> _THE TASK_
Wherever the word "balls" shows up in a line, please copy that line.
---
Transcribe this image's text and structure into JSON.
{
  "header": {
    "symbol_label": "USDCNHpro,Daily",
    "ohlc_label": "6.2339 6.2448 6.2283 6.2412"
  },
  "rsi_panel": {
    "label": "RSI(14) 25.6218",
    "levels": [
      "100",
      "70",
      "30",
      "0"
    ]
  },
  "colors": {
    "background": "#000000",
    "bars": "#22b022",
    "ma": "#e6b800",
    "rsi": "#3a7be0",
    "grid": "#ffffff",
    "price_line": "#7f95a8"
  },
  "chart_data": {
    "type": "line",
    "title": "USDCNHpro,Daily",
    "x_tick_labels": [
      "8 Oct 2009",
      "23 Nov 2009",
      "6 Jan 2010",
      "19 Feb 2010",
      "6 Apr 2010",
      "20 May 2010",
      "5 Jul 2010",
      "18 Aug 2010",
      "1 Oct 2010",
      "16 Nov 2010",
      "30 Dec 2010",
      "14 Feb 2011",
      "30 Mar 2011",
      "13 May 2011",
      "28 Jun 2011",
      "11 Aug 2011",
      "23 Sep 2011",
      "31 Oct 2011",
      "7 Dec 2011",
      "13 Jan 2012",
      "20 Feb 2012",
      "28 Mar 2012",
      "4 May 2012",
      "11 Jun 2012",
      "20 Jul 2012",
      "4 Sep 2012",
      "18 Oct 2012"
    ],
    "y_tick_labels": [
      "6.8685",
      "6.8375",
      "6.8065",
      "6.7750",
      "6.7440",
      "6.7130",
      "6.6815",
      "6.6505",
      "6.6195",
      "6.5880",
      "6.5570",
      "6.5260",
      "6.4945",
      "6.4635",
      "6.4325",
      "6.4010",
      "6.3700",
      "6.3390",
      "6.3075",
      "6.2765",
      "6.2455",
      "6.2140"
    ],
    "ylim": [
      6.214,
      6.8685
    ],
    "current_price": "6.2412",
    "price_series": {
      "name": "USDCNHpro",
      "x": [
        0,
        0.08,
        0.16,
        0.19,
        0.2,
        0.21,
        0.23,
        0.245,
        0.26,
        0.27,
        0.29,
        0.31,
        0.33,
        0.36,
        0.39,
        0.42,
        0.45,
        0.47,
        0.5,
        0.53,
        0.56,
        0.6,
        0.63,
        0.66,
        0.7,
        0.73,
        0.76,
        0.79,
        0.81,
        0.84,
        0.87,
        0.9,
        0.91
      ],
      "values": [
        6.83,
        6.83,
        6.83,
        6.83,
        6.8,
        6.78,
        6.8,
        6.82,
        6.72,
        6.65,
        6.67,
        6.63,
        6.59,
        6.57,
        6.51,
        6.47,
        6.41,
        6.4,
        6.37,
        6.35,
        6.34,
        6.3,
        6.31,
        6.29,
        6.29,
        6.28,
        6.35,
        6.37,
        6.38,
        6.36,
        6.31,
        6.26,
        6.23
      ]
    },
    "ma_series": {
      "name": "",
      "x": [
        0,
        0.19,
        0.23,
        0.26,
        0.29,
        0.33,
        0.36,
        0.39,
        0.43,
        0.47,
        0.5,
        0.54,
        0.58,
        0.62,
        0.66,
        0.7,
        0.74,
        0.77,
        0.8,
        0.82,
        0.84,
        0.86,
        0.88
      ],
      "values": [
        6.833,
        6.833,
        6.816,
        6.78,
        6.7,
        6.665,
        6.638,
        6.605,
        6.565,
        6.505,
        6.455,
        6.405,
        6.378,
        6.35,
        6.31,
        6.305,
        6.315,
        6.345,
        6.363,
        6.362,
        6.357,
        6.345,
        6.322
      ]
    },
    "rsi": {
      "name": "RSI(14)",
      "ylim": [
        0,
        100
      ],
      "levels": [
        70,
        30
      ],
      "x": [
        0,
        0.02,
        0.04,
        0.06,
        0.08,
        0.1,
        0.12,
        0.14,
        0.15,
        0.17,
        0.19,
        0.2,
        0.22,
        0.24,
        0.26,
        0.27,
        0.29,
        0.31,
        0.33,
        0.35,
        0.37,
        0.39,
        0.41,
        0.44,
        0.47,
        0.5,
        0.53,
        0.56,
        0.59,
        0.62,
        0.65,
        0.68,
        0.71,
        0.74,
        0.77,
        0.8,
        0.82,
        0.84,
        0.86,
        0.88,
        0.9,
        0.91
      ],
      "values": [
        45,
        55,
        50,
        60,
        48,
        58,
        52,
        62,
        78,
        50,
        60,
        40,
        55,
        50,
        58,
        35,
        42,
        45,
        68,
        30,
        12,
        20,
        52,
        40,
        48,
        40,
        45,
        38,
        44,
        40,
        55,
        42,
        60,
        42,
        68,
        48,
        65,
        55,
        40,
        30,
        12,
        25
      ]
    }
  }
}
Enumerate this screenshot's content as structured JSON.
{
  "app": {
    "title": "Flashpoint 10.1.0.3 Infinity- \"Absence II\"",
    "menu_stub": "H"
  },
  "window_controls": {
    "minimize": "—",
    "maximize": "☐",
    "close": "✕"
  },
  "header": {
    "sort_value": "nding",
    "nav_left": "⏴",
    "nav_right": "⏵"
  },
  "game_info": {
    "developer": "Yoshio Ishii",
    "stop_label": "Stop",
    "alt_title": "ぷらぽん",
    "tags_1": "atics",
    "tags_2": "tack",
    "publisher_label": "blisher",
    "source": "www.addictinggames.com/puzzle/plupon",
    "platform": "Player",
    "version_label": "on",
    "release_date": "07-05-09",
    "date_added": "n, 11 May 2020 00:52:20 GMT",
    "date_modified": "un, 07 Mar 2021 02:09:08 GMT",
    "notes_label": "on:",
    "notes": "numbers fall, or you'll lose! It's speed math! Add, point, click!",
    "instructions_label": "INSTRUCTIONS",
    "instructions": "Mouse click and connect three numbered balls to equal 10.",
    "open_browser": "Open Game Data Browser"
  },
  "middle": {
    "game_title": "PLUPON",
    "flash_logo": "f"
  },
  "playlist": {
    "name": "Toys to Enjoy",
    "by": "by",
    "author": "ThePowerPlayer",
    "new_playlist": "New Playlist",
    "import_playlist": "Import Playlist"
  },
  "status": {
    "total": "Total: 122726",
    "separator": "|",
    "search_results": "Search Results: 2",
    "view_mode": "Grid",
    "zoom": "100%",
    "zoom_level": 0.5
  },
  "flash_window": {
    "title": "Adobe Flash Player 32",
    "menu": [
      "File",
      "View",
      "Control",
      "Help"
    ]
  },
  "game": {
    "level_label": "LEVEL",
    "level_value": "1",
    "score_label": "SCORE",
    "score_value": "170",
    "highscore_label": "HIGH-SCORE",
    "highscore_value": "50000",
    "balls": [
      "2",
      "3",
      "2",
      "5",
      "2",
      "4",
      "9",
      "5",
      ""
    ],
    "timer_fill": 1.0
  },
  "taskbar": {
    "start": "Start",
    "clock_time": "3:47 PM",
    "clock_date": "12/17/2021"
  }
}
---
> _ANSWER TO THIS EXERCISE_
    "instructions": "Mouse click and connect three numbered balls to equal 10.",
    "balls": [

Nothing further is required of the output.